* [What needs to be done]:
Each line that contains the string "this" counts once; report how many such lines appear in the data, as a number only.

* [Stored records]:
..............................

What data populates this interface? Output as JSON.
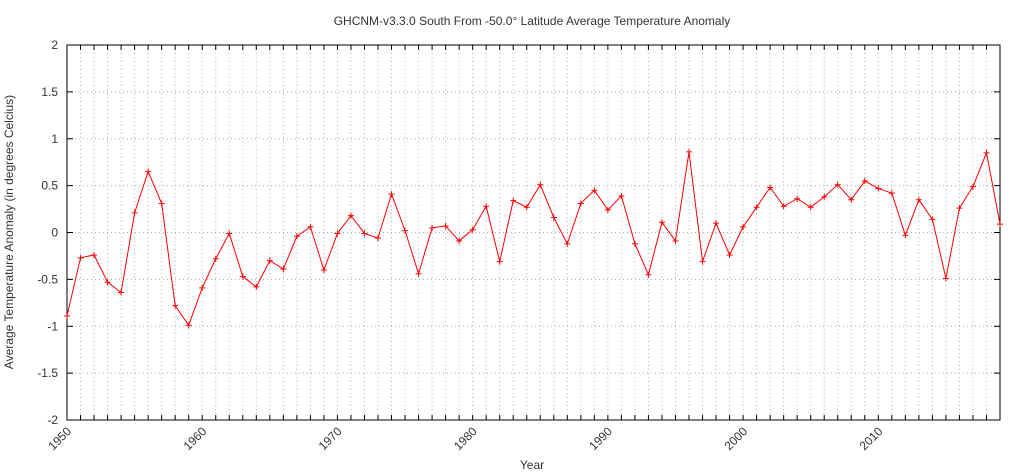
{
  "chart_data": {
    "type": "line",
    "title": "GHCNM-v3.3.0 South From -50.0° Latitude Average Temperature Anomaly",
    "xlabel": "Year",
    "ylabel": "Average Temperature Anomaly (in degrees Celcius)",
    "xlim": [
      1950,
      2019
    ],
    "ylim": [
      -2,
      2
    ],
    "x_ticks": [
      "1950",
      "1960",
      "1970",
      "1980",
      "1990",
      "2000",
      "2010"
    ],
    "y_ticks": [
      "-2",
      "-1.5",
      "-1",
      "-0.5",
      "0",
      "0.5",
      "1",
      "1.5",
      "2"
    ],
    "grid": true,
    "line_color": "#ff0000",
    "x": [
      1950,
      1951,
      1952,
      1953,
      1954,
      1955,
      1956,
      1957,
      1958,
      1959,
      1960,
      1961,
      1962,
      1963,
      1964,
      1965,
      1966,
      1967,
      1968,
      1969,
      1970,
      1971,
      1972,
      1973,
      1974,
      1975,
      1976,
      1977,
      1978,
      1979,
      1980,
      1981,
      1982,
      1983,
      1984,
      1985,
      1986,
      1987,
      1988,
      1989,
      1990,
      1991,
      1992,
      1993,
      1994,
      1995,
      1996,
      1997,
      1998,
      1999,
      2000,
      2001,
      2002,
      2003,
      2004,
      2005,
      2006,
      2007,
      2008,
      2009,
      2010,
      2011,
      2012,
      2013,
      2014,
      2015,
      2016,
      2017,
      2018,
      2019
    ],
    "values": [
      -0.89,
      -0.27,
      -0.24,
      -0.53,
      -0.64,
      0.21,
      0.65,
      0.31,
      -0.78,
      -0.99,
      -0.59,
      -0.28,
      -0.01,
      -0.47,
      -0.58,
      -0.3,
      -0.39,
      -0.04,
      0.06,
      -0.4,
      -0.01,
      0.18,
      -0.01,
      -0.06,
      0.41,
      0.02,
      -0.44,
      0.05,
      0.07,
      -0.09,
      0.03,
      0.28,
      -0.31,
      0.34,
      0.27,
      0.51,
      0.16,
      -0.12,
      0.31,
      0.45,
      0.24,
      0.39,
      -0.12,
      -0.45,
      0.11,
      -0.09,
      0.86,
      -0.31,
      0.1,
      -0.24,
      0.06,
      0.27,
      0.48,
      0.28,
      0.36,
      0.27,
      0.38,
      0.51,
      0.35,
      0.55,
      0.47,
      0.42,
      -0.03,
      0.35,
      0.14,
      -0.49,
      0.26,
      0.49,
      0.85,
      0.09
    ]
  }
}
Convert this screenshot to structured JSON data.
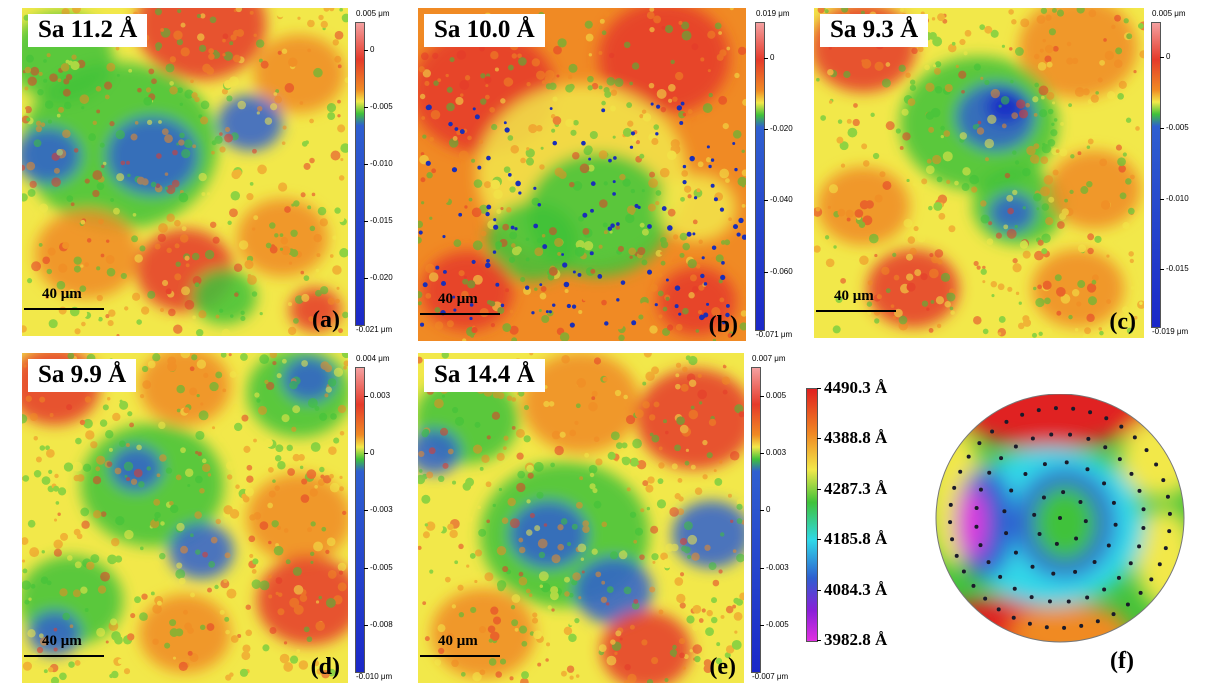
{
  "panels": [
    {
      "id": "a",
      "sa": "Sa 11.2 Å",
      "scale": "40 μm",
      "label": "(a)",
      "colorbar": {
        "top": "0.005 μm",
        "bottom": "-0.021 μm",
        "ticks": [
          "0",
          "-0.005",
          "-0.010",
          "-0.015",
          "-0.020"
        ]
      }
    },
    {
      "id": "b",
      "sa": "Sa 10.0 Å",
      "scale": "40 μm",
      "label": "(b)",
      "colorbar": {
        "top": "0.019 μm",
        "bottom": "-0.071 μm",
        "ticks": [
          "0",
          "-0.020",
          "-0.040",
          "-0.060"
        ]
      }
    },
    {
      "id": "c",
      "sa": "Sa 9.3 Å",
      "scale": "40 μm",
      "label": "(c)",
      "colorbar": {
        "top": "0.005 μm",
        "bottom": "-0.019 μm",
        "ticks": [
          "0",
          "-0.005",
          "-0.010",
          "-0.015"
        ]
      }
    },
    {
      "id": "d",
      "sa": "Sa 9.9 Å",
      "scale": "40 μm",
      "label": "(d)",
      "colorbar": {
        "top": "0.004 μm",
        "bottom": "-0.010 μm",
        "ticks": [
          "0.003",
          "0",
          "-0.003",
          "-0.005",
          "-0.008"
        ]
      }
    },
    {
      "id": "e",
      "sa": "Sa 14.4 Å",
      "scale": "40 μm",
      "label": "(e)",
      "colorbar": {
        "top": "0.007 μm",
        "bottom": "-0.007 μm",
        "ticks": [
          "0.005",
          "0.003",
          "0",
          "-0.003",
          "-0.005"
        ]
      }
    }
  ],
  "wafer": {
    "label": "(f)",
    "legend": [
      "4490.3 Å",
      "4388.8 Å",
      "4287.3 Å",
      "4185.8 Å",
      "4084.3 Å",
      "3982.8 Å"
    ]
  },
  "colors": {
    "high": "#e53a2a",
    "upper": "#f08a24",
    "mid": "#f2e84a",
    "lowmid": "#3fc23a",
    "low": "#2f5fd0",
    "lowest": "#1b28c8",
    "cyan": "#30d8e8",
    "magenta": "#e030e0"
  }
}
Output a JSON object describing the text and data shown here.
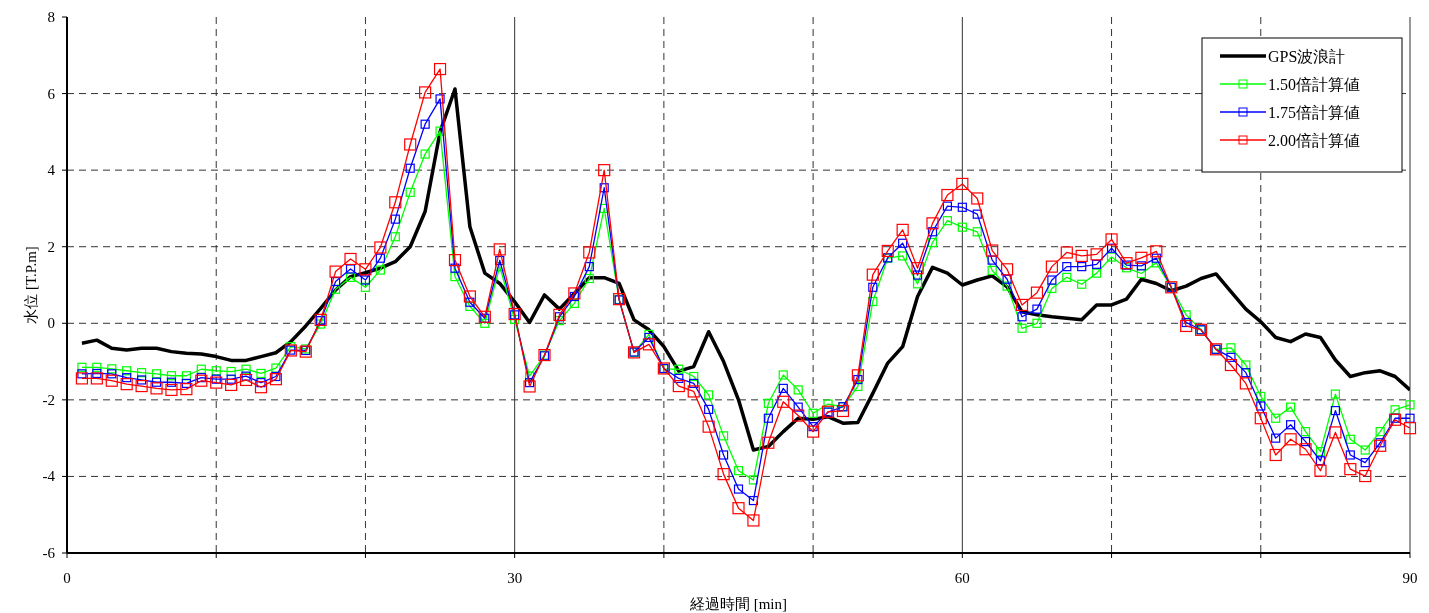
{
  "chart_data": {
    "type": "line",
    "xlabel": "経過時間 [min]",
    "ylabel": "水位 [T.P.m]",
    "x": [
      1,
      2,
      3,
      4,
      5,
      6,
      7,
      8,
      9,
      10,
      11,
      12,
      13,
      14,
      15,
      16,
      17,
      18,
      19,
      20,
      21,
      22,
      23,
      24,
      25,
      26,
      27,
      28,
      29,
      30,
      31,
      32,
      33,
      34,
      35,
      36,
      37,
      38,
      39,
      40,
      41,
      42,
      43,
      44,
      45,
      46,
      47,
      48,
      49,
      50,
      51,
      52,
      53,
      54,
      55,
      56,
      57,
      58,
      59,
      60,
      61,
      62,
      63,
      64,
      65,
      66,
      67,
      68,
      69,
      70,
      71,
      72,
      73,
      74,
      75,
      76,
      77,
      78,
      79,
      80,
      81,
      82,
      83,
      84,
      85,
      86,
      87,
      88,
      89,
      90
    ],
    "xlim": [
      0,
      90
    ],
    "ylim": [
      -6,
      8
    ],
    "xticks": [
      0,
      {
        "value": 10,
        "label": null
      },
      {
        "value": 20,
        "label": null
      },
      30,
      {
        "value": 40,
        "label": null
      },
      {
        "value": 50,
        "label": null
      },
      60,
      {
        "value": 70,
        "label": null
      },
      {
        "value": 80,
        "label": null
      },
      90
    ],
    "yticks": [
      -6,
      -4,
      -2,
      0,
      2,
      4,
      6,
      8
    ],
    "grid": true,
    "legend": "top right",
    "series": [
      {
        "name": "GPS波浪計",
        "color": "#000000",
        "marker": "none",
        "values": [
          -0.52,
          -0.44,
          -0.65,
          -0.7,
          -0.65,
          -0.65,
          -0.74,
          -0.78,
          -0.8,
          -0.87,
          -0.97,
          -0.97,
          -0.87,
          -0.77,
          -0.48,
          -0.07,
          0.39,
          0.87,
          1.22,
          1.32,
          1.44,
          1.61,
          2.0,
          2.92,
          5.0,
          6.12,
          2.52,
          1.31,
          1.04,
          0.56,
          0.02,
          0.74,
          0.37,
          0.78,
          1.19,
          1.19,
          1.04,
          0.09,
          -0.17,
          -0.61,
          -1.25,
          -1.13,
          -0.22,
          -1.0,
          -2.0,
          -3.31,
          -3.22,
          -2.83,
          -2.48,
          -2.51,
          -2.44,
          -2.61,
          -2.59,
          -1.83,
          -1.04,
          -0.61,
          0.7,
          1.46,
          1.31,
          1.0,
          1.13,
          1.24,
          0.95,
          0.3,
          0.22,
          0.17,
          0.13,
          0.09,
          0.48,
          0.48,
          0.63,
          1.15,
          1.04,
          0.85,
          0.97,
          1.17,
          1.29,
          0.83,
          0.37,
          0.04,
          -0.37,
          -0.48,
          -0.28,
          -0.37,
          -0.96,
          -1.39,
          -1.29,
          -1.24,
          -1.39,
          -1.74
        ]
      },
      {
        "name": "1.50倍計算値",
        "color": "#00ff00",
        "marker": "square",
        "values": [
          -1.15,
          -1.15,
          -1.19,
          -1.24,
          -1.29,
          -1.32,
          -1.37,
          -1.37,
          -1.2,
          -1.24,
          -1.26,
          -1.2,
          -1.31,
          -1.17,
          -0.61,
          -0.67,
          -0.02,
          0.89,
          1.2,
          0.94,
          1.39,
          2.26,
          3.42,
          4.42,
          5.02,
          1.22,
          0.44,
          0.0,
          1.48,
          0.1,
          -1.38,
          -0.83,
          0.07,
          0.52,
          1.17,
          3.0,
          0.62,
          -0.76,
          -0.29,
          -1.19,
          -1.2,
          -1.39,
          -1.87,
          -2.94,
          -3.85,
          -4.09,
          -2.09,
          -1.35,
          -1.74,
          -2.35,
          -2.11,
          -2.18,
          -1.65,
          0.57,
          1.7,
          1.76,
          1.03,
          2.11,
          2.68,
          2.51,
          2.39,
          1.38,
          0.97,
          -0.13,
          0.0,
          0.91,
          1.2,
          1.02,
          1.31,
          1.73,
          1.45,
          1.3,
          1.58,
          0.94,
          0.22,
          -0.17,
          -0.68,
          -0.64,
          -1.09,
          -1.91,
          -2.48,
          -2.19,
          -2.83,
          -3.35,
          -1.85,
          -3.03,
          -3.31,
          -2.83,
          -2.26,
          -2.13
        ]
      },
      {
        "name": "1.75倍計算値",
        "color": "#0000ff",
        "marker": "square",
        "values": [
          -1.32,
          -1.31,
          -1.32,
          -1.42,
          -1.48,
          -1.54,
          -1.54,
          -1.57,
          -1.42,
          -1.46,
          -1.46,
          -1.38,
          -1.55,
          -1.39,
          -0.7,
          -0.71,
          0.07,
          1.09,
          1.42,
          1.13,
          1.7,
          2.72,
          4.05,
          5.2,
          5.86,
          1.44,
          0.55,
          0.13,
          1.64,
          0.22,
          -1.55,
          -0.85,
          0.17,
          0.7,
          1.48,
          3.54,
          0.61,
          -0.75,
          -0.37,
          -1.18,
          -1.44,
          -1.57,
          -2.25,
          -3.44,
          -4.33,
          -4.63,
          -2.48,
          -1.7,
          -2.19,
          -2.7,
          -2.32,
          -2.18,
          -1.47,
          0.94,
          1.71,
          2.09,
          1.26,
          2.39,
          3.06,
          3.03,
          2.85,
          1.65,
          1.15,
          0.17,
          0.37,
          1.13,
          1.48,
          1.48,
          1.54,
          1.96,
          1.52,
          1.5,
          1.7,
          0.94,
          0.02,
          -0.17,
          -0.68,
          -0.89,
          -1.29,
          -2.16,
          -3.0,
          -2.65,
          -3.09,
          -3.59,
          -2.28,
          -3.44,
          -3.64,
          -3.12,
          -2.48,
          -2.48
        ]
      },
      {
        "name": "2.00倍計算値",
        "color": "#ff0000",
        "marker": "square",
        "values": [
          -1.44,
          -1.44,
          -1.5,
          -1.59,
          -1.64,
          -1.7,
          -1.74,
          -1.72,
          -1.5,
          -1.55,
          -1.61,
          -1.48,
          -1.67,
          -1.46,
          -0.71,
          -0.74,
          0.09,
          1.35,
          1.68,
          1.41,
          1.98,
          3.16,
          4.67,
          6.03,
          6.64,
          1.65,
          0.7,
          0.17,
          1.93,
          0.24,
          -1.65,
          -0.83,
          0.22,
          0.78,
          1.85,
          4.0,
          0.63,
          -0.76,
          -0.55,
          -1.18,
          -1.64,
          -1.78,
          -2.7,
          -3.94,
          -4.83,
          -5.15,
          -3.12,
          -2.05,
          -2.41,
          -2.83,
          -2.31,
          -2.29,
          -1.36,
          1.27,
          1.89,
          2.44,
          1.44,
          2.61,
          3.35,
          3.64,
          3.26,
          1.9,
          1.41,
          0.48,
          0.8,
          1.48,
          1.85,
          1.76,
          1.8,
          2.19,
          1.57,
          1.71,
          1.88,
          0.94,
          -0.07,
          -0.17,
          -0.68,
          -1.09,
          -1.57,
          -2.48,
          -3.44,
          -3.03,
          -3.29,
          -3.85,
          -2.85,
          -3.81,
          -3.99,
          -3.2,
          -2.52,
          -2.74
        ]
      }
    ]
  }
}
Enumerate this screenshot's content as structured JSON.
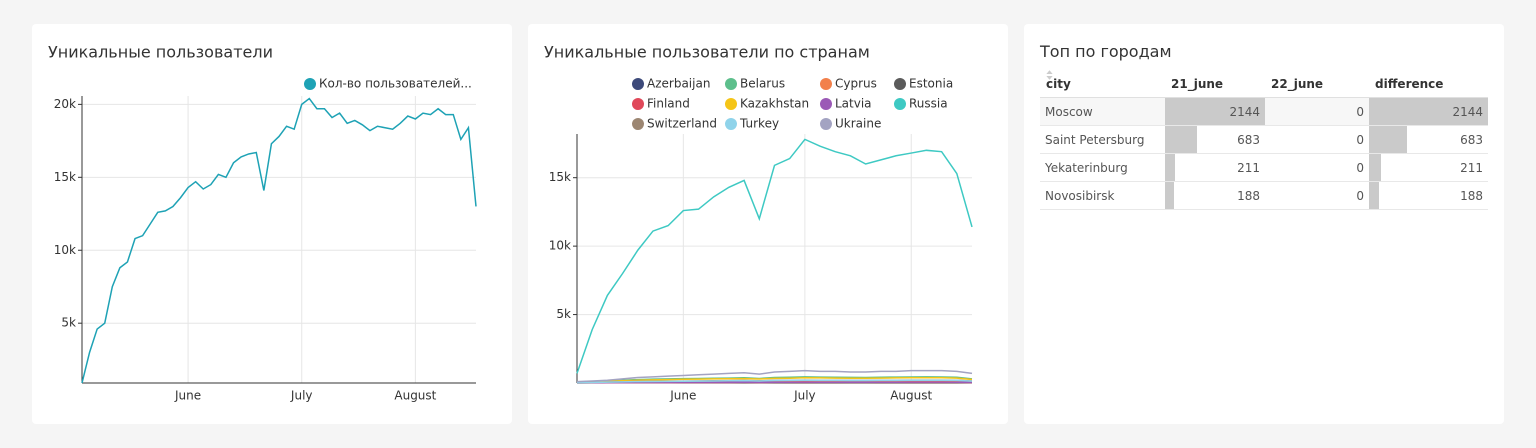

..............................

* [Output below]:
3